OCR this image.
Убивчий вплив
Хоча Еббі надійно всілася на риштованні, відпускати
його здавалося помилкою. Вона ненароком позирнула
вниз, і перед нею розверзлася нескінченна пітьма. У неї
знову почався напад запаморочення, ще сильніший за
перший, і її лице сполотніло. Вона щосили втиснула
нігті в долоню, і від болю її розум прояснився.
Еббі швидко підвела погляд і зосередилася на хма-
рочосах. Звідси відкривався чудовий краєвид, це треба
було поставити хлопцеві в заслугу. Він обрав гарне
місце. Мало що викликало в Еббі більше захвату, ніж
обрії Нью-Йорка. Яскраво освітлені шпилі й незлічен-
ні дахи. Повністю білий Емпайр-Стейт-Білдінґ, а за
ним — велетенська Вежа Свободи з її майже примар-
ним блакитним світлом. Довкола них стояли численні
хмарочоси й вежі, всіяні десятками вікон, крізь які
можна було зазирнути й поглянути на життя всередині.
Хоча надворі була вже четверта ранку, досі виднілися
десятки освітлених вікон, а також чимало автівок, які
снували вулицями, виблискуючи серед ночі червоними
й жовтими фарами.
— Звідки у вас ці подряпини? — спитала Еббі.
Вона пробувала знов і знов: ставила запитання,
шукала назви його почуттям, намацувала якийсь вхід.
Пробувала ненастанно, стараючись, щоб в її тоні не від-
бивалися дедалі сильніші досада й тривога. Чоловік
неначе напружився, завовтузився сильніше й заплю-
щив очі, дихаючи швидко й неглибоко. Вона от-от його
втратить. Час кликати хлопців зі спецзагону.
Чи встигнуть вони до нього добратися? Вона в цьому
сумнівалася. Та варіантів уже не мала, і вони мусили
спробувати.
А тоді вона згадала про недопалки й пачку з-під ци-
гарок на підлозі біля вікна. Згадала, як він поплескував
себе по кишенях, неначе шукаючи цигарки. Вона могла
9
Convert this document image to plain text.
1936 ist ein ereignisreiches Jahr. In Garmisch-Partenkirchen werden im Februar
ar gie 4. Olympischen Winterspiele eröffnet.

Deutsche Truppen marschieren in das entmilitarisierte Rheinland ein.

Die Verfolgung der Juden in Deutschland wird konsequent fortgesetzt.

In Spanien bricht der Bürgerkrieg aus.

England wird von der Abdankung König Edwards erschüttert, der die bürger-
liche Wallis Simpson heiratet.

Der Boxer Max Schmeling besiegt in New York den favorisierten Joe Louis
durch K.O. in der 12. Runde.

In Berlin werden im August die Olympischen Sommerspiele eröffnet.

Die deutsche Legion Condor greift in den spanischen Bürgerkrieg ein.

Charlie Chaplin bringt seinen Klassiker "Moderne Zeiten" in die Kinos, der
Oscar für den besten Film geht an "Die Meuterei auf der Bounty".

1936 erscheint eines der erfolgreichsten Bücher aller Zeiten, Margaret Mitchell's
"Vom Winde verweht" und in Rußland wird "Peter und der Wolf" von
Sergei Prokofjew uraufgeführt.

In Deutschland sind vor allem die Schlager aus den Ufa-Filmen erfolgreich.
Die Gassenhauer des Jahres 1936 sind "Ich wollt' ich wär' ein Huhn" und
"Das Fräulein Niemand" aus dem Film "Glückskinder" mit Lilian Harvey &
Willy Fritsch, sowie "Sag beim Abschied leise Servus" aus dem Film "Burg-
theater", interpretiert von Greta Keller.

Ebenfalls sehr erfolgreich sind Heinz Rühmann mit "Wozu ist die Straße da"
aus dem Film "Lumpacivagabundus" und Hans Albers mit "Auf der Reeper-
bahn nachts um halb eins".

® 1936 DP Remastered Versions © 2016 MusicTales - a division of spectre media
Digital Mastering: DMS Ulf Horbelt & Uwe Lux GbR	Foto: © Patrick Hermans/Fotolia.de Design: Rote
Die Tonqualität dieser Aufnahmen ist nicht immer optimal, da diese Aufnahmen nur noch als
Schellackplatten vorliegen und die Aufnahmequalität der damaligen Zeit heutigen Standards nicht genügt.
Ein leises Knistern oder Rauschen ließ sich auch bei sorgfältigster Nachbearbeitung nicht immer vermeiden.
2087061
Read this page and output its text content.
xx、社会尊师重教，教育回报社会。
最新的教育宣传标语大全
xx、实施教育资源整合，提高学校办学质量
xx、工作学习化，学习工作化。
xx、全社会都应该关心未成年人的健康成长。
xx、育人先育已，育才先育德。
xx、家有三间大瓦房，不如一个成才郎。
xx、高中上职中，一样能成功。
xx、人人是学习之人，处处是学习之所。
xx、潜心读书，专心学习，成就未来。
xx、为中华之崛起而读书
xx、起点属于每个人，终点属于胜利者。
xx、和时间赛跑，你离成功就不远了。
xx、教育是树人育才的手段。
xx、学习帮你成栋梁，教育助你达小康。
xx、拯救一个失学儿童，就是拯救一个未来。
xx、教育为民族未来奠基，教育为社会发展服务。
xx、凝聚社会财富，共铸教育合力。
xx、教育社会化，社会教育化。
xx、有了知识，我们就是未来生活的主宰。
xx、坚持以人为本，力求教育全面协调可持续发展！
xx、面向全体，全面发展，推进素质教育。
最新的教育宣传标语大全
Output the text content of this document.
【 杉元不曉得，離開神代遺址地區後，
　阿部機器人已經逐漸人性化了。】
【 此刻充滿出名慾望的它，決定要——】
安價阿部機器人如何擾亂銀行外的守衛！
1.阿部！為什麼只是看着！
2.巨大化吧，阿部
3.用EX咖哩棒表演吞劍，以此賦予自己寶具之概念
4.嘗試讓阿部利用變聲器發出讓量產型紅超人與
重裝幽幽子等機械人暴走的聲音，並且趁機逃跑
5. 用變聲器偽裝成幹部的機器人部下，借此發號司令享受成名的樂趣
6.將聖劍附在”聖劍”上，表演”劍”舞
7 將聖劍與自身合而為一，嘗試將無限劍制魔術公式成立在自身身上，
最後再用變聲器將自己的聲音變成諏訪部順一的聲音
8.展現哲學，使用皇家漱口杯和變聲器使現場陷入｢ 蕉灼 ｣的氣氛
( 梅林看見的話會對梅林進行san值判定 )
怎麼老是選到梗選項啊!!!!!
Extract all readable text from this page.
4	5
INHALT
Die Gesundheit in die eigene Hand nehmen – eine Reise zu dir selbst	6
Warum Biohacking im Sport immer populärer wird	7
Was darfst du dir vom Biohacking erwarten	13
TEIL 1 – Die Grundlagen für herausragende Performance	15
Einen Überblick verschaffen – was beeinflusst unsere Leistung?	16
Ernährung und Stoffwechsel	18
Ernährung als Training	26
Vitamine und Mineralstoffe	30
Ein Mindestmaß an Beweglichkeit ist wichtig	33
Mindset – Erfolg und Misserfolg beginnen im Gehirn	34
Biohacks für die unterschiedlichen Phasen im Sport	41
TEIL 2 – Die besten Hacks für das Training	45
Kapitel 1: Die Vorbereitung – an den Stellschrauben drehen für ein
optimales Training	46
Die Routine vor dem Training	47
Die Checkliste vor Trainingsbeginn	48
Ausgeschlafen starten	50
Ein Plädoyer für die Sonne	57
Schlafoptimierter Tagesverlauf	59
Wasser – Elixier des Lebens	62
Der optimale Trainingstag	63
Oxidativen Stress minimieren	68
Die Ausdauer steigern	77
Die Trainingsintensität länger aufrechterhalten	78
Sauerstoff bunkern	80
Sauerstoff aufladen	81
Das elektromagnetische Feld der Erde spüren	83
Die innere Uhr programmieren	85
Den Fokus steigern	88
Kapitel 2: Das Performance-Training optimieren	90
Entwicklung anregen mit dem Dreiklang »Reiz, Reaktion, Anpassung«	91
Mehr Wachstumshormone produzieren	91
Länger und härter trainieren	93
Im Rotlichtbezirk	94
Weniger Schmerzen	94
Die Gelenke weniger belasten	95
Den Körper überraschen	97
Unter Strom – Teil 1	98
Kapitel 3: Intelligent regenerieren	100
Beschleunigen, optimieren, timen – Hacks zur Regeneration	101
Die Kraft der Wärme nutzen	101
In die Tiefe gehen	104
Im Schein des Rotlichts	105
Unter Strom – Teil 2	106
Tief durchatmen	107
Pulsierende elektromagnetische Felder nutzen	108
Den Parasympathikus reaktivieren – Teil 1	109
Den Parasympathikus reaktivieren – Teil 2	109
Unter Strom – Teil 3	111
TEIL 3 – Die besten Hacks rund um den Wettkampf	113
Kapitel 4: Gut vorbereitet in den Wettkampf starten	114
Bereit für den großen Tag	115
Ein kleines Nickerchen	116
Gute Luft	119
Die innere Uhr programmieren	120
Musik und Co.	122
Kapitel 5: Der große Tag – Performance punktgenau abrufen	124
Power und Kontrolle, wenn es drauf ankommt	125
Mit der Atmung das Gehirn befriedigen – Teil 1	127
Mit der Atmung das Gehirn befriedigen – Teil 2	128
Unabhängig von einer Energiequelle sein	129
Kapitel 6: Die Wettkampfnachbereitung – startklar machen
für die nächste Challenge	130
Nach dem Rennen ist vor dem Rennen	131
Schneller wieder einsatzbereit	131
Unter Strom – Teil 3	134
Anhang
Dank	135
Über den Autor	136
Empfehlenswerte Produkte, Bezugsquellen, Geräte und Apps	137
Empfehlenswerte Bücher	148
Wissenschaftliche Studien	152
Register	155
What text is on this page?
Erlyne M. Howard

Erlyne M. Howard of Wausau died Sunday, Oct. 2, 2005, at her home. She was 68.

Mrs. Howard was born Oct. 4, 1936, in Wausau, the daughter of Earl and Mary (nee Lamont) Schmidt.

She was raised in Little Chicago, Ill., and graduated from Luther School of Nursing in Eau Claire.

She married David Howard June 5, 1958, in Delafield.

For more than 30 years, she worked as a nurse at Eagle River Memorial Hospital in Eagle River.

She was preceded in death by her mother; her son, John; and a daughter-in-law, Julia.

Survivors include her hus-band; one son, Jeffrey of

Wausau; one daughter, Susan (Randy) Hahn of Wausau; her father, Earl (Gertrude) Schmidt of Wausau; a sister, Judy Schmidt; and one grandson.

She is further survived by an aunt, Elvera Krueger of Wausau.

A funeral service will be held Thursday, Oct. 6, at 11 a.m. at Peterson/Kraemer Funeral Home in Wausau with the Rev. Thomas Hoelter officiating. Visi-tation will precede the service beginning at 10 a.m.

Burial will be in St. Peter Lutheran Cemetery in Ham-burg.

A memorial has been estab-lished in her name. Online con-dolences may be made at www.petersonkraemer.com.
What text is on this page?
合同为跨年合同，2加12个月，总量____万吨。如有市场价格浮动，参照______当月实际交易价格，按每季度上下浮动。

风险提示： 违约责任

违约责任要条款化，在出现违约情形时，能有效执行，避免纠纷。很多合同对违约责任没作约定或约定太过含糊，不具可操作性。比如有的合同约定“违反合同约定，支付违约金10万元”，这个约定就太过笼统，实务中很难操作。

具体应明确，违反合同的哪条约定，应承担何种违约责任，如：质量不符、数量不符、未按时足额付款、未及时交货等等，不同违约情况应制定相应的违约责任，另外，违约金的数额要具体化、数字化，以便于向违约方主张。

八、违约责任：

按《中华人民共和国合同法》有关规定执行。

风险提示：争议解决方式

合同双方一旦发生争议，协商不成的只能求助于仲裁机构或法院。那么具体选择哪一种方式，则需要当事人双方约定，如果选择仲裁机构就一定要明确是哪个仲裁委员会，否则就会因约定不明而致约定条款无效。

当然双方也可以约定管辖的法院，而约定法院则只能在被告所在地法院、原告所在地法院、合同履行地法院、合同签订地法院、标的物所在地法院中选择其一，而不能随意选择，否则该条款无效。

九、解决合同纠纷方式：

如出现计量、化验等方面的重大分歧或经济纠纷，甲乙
# # # # #
> _Set exercise_
Look through the entries above; copy each line where the string "Deutschland" appears.

> _Response to this task_
Die Verfolgung der Juden in Deutschland wird konsequent fortgesetzt.
In Deutschland sind vor allem die Schlager aus den Ufa-Filmen erfolgreich.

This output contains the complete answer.